GIVEN INSTRUCTION
Copy out all the lines where "tide" shows up.
........
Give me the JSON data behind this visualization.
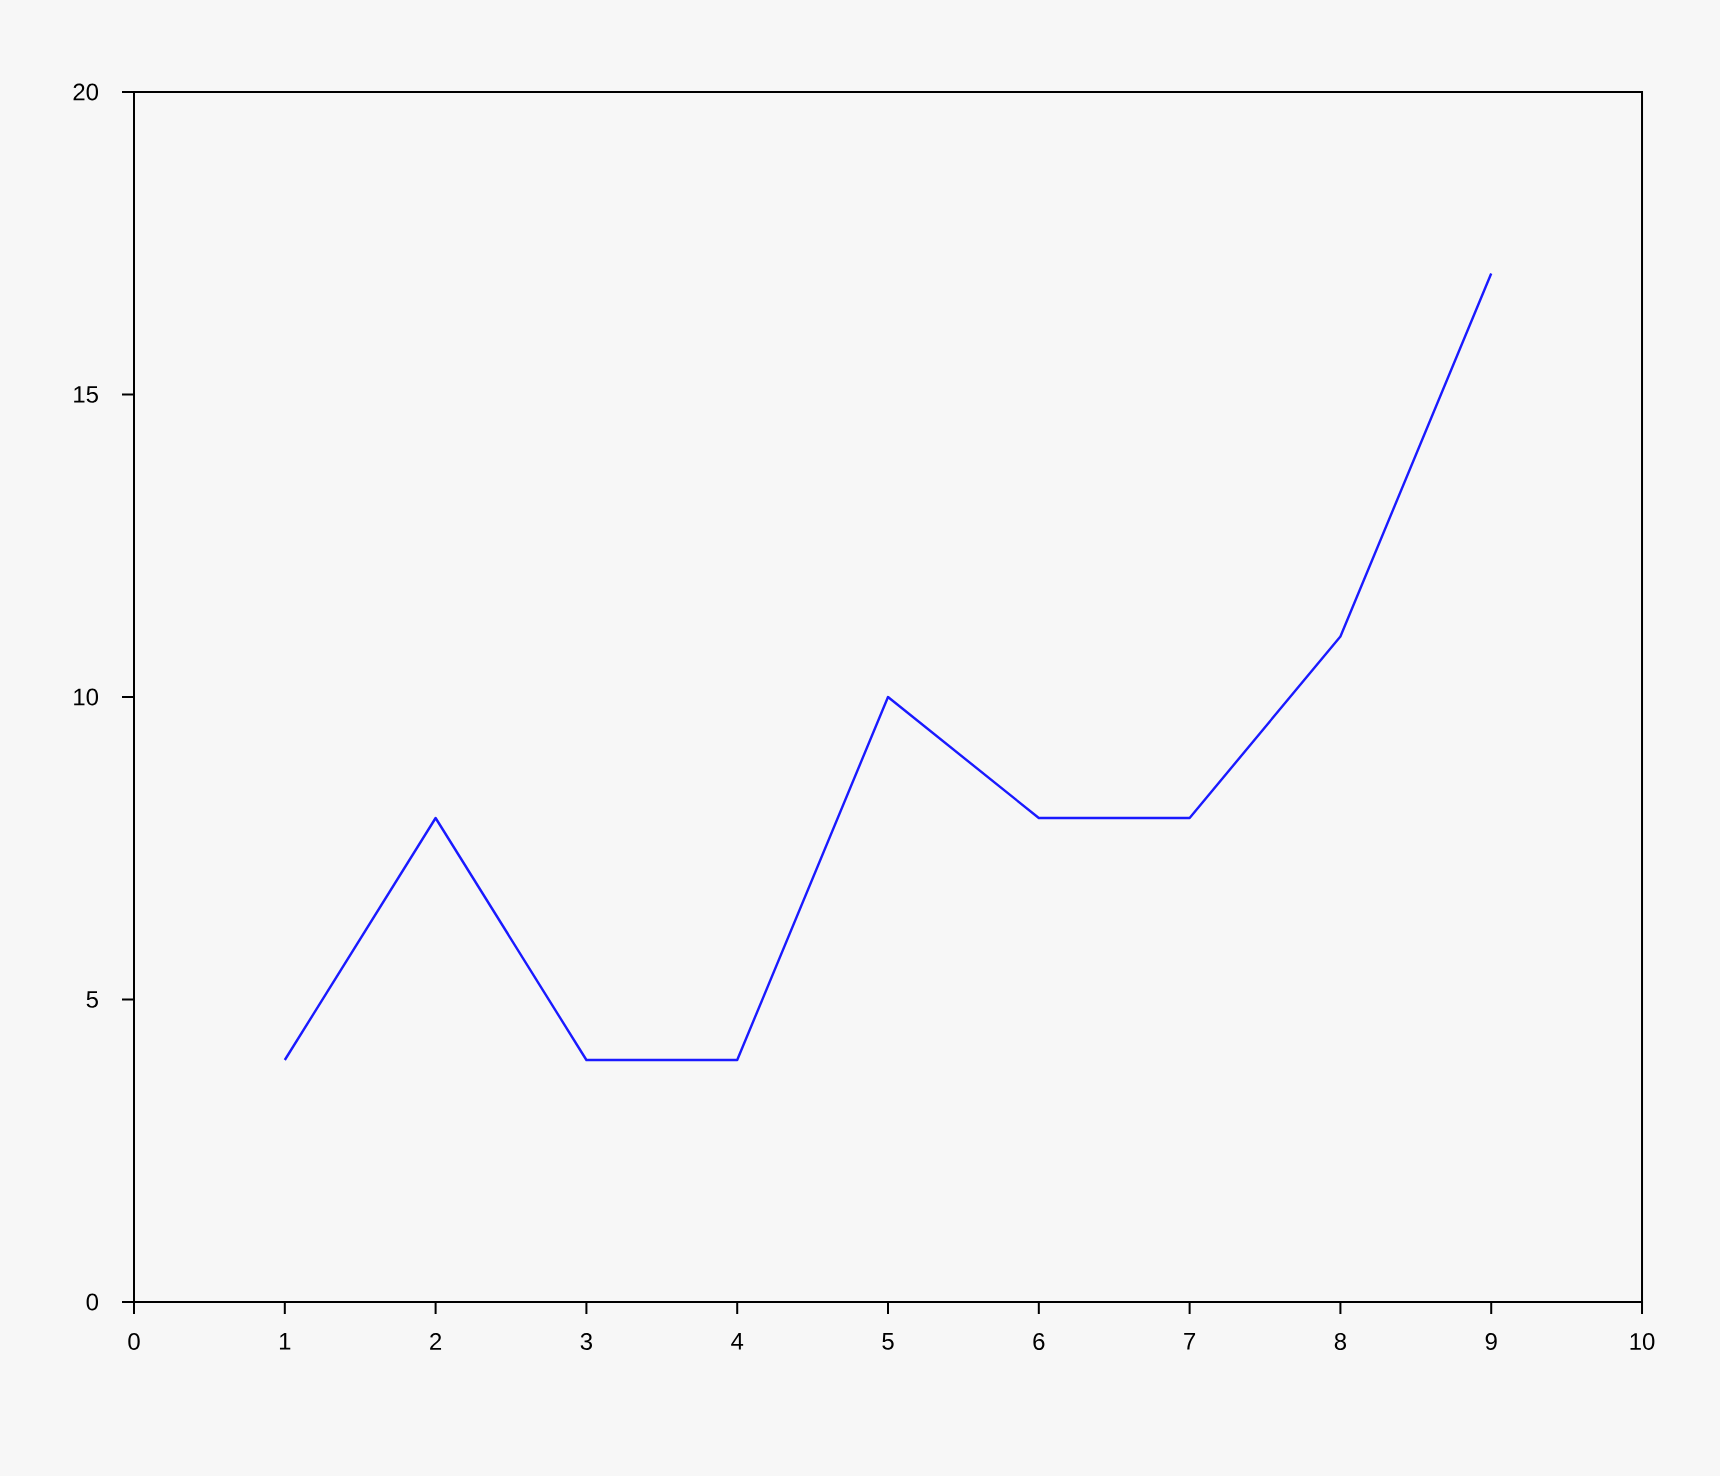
{
  "chart_data": {
    "type": "line",
    "x": [
      1,
      2,
      3,
      4,
      5,
      6,
      7,
      8,
      9
    ],
    "series": [
      {
        "color": "#1a1aff",
        "values": [
          4,
          8,
          4,
          4,
          10,
          8,
          8,
          11,
          17
        ]
      }
    ],
    "xlim": [
      0,
      10
    ],
    "ylim": [
      0,
      20
    ],
    "xticks": [
      0,
      1,
      2,
      3,
      4,
      5,
      6,
      7,
      8,
      9,
      10
    ],
    "yticks": [
      0,
      5,
      10,
      15,
      20
    ],
    "grid": false,
    "marker": "none",
    "line_style": "solid"
  }
}
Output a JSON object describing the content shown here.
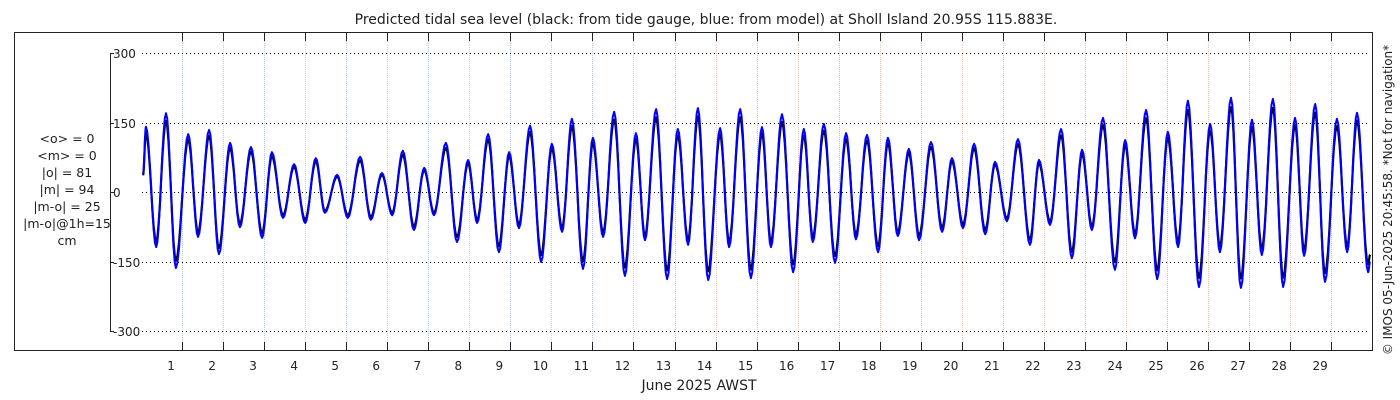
{
  "chart_data": {
    "type": "line",
    "title": "Predicted tidal sea level (black: from tide gauge, blue: from model) at Sholl Island 20.95S 115.883E.",
    "xlabel": "June 2025 AWST",
    "ylabel": "",
    "x_units": "days since 1 June 2025 00:00",
    "xlim": [
      0,
      30
    ],
    "ylim": [
      -340,
      340
    ],
    "yticks": [
      300,
      150,
      0,
      -150,
      -300
    ],
    "ytick_labels": [
      "300",
      "150",
      "0",
      "-150",
      "-300"
    ],
    "xtick_labels": [
      "1",
      "2",
      "3",
      "4",
      "5",
      "6",
      "7",
      "8",
      "9",
      "10",
      "11",
      "12",
      "13",
      "14",
      "15",
      "16",
      "17",
      "18",
      "19",
      "20",
      "21",
      "22",
      "23",
      "24",
      "25",
      "26",
      "27",
      "28",
      "29"
    ],
    "grid": true,
    "stats": [
      "<o> = 0",
      "<m> = 0",
      "|o| = 81",
      "|m| = 94",
      "|m-o| = 25",
      "|m-o|@1h=15",
      "cm"
    ],
    "side_note": "© IMOS 05-Jun-2025 20:45:58. *Not for navigation*",
    "colors": {
      "observed": "#000000",
      "model": "#0000ff",
      "grid": "#000000",
      "day_line_a": "#b8c8f0",
      "day_line_b": "#f0c8b0"
    },
    "t": [
      0.05,
      0.12,
      0.37,
      0.61,
      0.85,
      1.15,
      1.39,
      1.66,
      1.9,
      2.17,
      2.41,
      2.68,
      2.95,
      3.19,
      3.46,
      3.73,
      4.0,
      4.26,
      4.48,
      4.78,
      5.04,
      5.34,
      5.6,
      5.87,
      6.12,
      6.38,
      6.65,
      6.9,
      7.14,
      7.43,
      7.7,
      7.97,
      8.19,
      8.46,
      8.72,
      8.97,
      9.21,
      9.48,
      9.75,
      10.01,
      10.26,
      10.5,
      10.77,
      11.01,
      11.26,
      11.53,
      11.79,
      12.06,
      12.28,
      12.55,
      12.82,
      13.08,
      13.33,
      13.57,
      13.82,
      14.11,
      14.33,
      14.6,
      14.86,
      15.13,
      15.35,
      15.62,
      15.89,
      16.15,
      16.37,
      16.64,
      16.91,
      17.18,
      17.42,
      17.69,
      17.96,
      18.2,
      18.44,
      18.71,
      18.96,
      19.25,
      19.52,
      19.76,
      20.03,
      20.3,
      20.57,
      20.81,
      21.1,
      21.37,
      21.66,
      21.88,
      22.15,
      22.42,
      22.68,
      22.93,
      23.17,
      23.44,
      23.73,
      23.98,
      24.22,
      24.49,
      24.76,
      25.02,
      25.27,
      25.51,
      25.78,
      26.05,
      26.29,
      26.56,
      26.8,
      27.07,
      27.31,
      27.58,
      27.83,
      28.12,
      28.34,
      28.61,
      28.85,
      29.14,
      29.39,
      29.63,
      29.9,
      29.95
    ],
    "series": [
      {
        "name": "tide gauge (observed)",
        "color": "#000000",
        "values": [
          36,
          127,
          -107,
          153,
          -148,
          113,
          -87,
          121,
          -121,
          95,
          -68,
          87,
          -89,
          77,
          -50,
          54,
          -60,
          66,
          -41,
          33,
          -50,
          68,
          -54,
          37,
          -45,
          80,
          -74,
          47,
          -45,
          95,
          -97,
          62,
          -60,
          113,
          -117,
          77,
          -70,
          129,
          -136,
          94,
          -77,
          142,
          -149,
          105,
          -87,
          156,
          -163,
          114,
          -94,
          161,
          -169,
          122,
          -103,
          163,
          -171,
          124,
          -107,
          161,
          -167,
          126,
          -107,
          151,
          -156,
          122,
          -97,
          132,
          -138,
          114,
          -92,
          111,
          -117,
          105,
          -86,
          84,
          -94,
          97,
          -77,
          66,
          -70,
          94,
          -82,
          59,
          -57,
          103,
          -103,
          62,
          -64,
          122,
          -129,
          82,
          -74,
          144,
          -151,
          101,
          -90,
          159,
          -169,
          117,
          -107,
          177,
          -185,
          132,
          -117,
          183,
          -186,
          140,
          -122,
          181,
          -185,
          144,
          -124,
          171,
          -175,
          142,
          -117,
          154,
          -156,
          -135
        ]
      },
      {
        "name": "model",
        "color": "#0000ff",
        "values": [
          40,
          141,
          -119,
          170,
          -164,
          125,
          -97,
          134,
          -134,
          106,
          -76,
          97,
          -99,
          86,
          -56,
          60,
          -67,
          73,
          -45,
          37,
          -56,
          76,
          -60,
          41,
          -50,
          89,
          -82,
          52,
          -50,
          106,
          -108,
          69,
          -67,
          125,
          -130,
          86,
          -78,
          143,
          -151,
          104,
          -86,
          158,
          -166,
          117,
          -97,
          173,
          -181,
          127,
          -104,
          179,
          -188,
          136,
          -114,
          181,
          -190,
          138,
          -119,
          179,
          -186,
          140,
          -119,
          168,
          -173,
          136,
          -108,
          147,
          -153,
          127,
          -102,
          123,
          -130,
          117,
          -95,
          93,
          -104,
          108,
          -86,
          73,
          -78,
          104,
          -91,
          65,
          -63,
          114,
          -114,
          69,
          -71,
          136,
          -143,
          91,
          -82,
          160,
          -168,
          112,
          -100,
          177,
          -188,
          130,
          -119,
          197,
          -205,
          147,
          -130,
          203,
          -207,
          156,
          -136,
          201,
          -205,
          160,
          -138,
          190,
          -194,
          158,
          -130,
          171,
          -173,
          -150
        ]
      }
    ]
  }
}
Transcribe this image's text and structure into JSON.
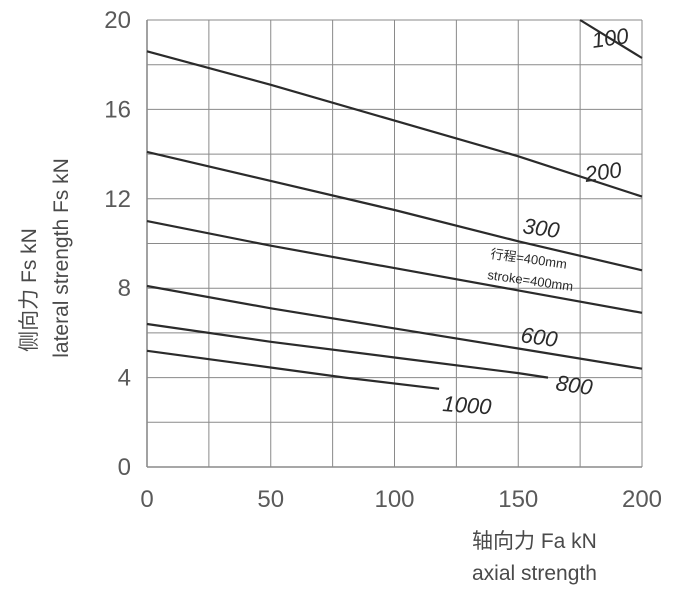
{
  "chart_data": {
    "type": "line",
    "xlabel": "轴向力 Fa kN",
    "xlabel_en": "axial strength",
    "ylabel": "侧向力 Fs kN",
    "ylabel_en": "lateral strength Fs kN",
    "xlim": [
      0,
      200
    ],
    "ylim": [
      0,
      20
    ],
    "xticks": [
      "0",
      "50",
      "100",
      "150",
      "200"
    ],
    "yticks": [
      "0",
      "4",
      "8",
      "12",
      "16",
      "20"
    ],
    "grid": true,
    "annotation_cn": "行程=400mm",
    "annotation_en": "stroke=400mm",
    "series": [
      {
        "name": "100",
        "x": [
          175,
          200
        ],
        "y": [
          20,
          18.3
        ]
      },
      {
        "name": "200",
        "x": [
          0,
          50,
          100,
          150,
          200
        ],
        "y": [
          18.6,
          17.1,
          15.5,
          13.9,
          12.1
        ]
      },
      {
        "name": "300",
        "x": [
          0,
          50,
          100,
          150,
          200
        ],
        "y": [
          14.1,
          12.8,
          11.5,
          10.1,
          8.8
        ]
      },
      {
        "name": "400",
        "x": [
          0,
          50,
          100,
          150,
          200
        ],
        "y": [
          11.0,
          9.9,
          8.9,
          7.9,
          6.9
        ]
      },
      {
        "name": "600",
        "x": [
          0,
          50,
          100,
          150,
          200
        ],
        "y": [
          8.1,
          7.1,
          6.2,
          5.3,
          4.4
        ]
      },
      {
        "name": "800",
        "x": [
          0,
          50,
          100,
          150,
          162
        ],
        "y": [
          6.4,
          5.6,
          4.9,
          4.2,
          4.0
        ]
      },
      {
        "name": "1000",
        "x": [
          0,
          40,
          80,
          118
        ],
        "y": [
          5.2,
          4.6,
          4.0,
          3.5
        ]
      }
    ],
    "colors": {
      "line": "#2b2b2b",
      "grid": "#8a8a8a",
      "text": "#4a4a4a"
    }
  }
}
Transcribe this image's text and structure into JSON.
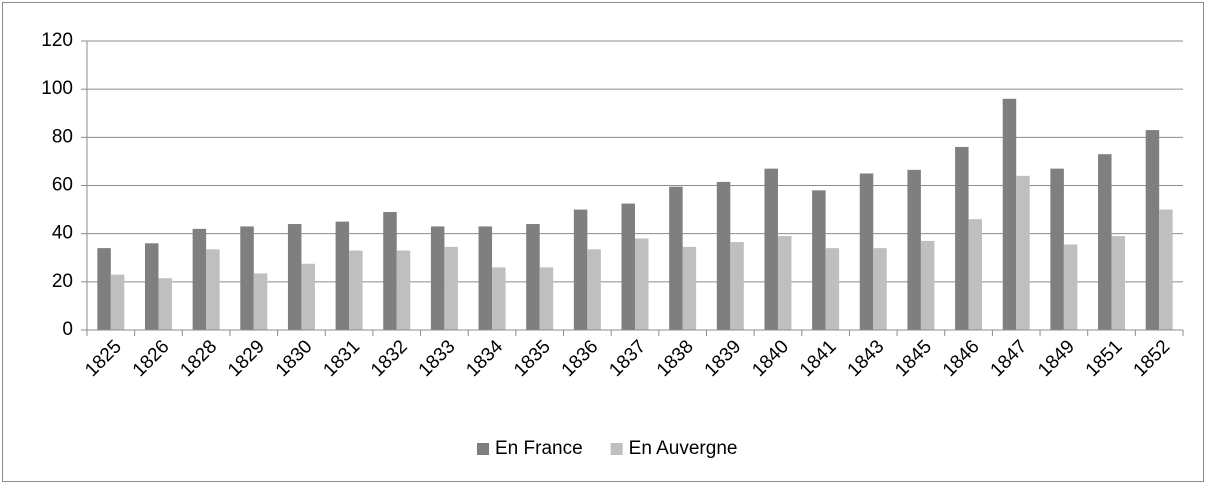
........
COMPLETE ANSWER
    "title": "Predicted tidal sea level (black: from tide gauge, blue: from model) at Sholl Island 20.95S 115.883E.",
        "name": "tide gauge (observed)",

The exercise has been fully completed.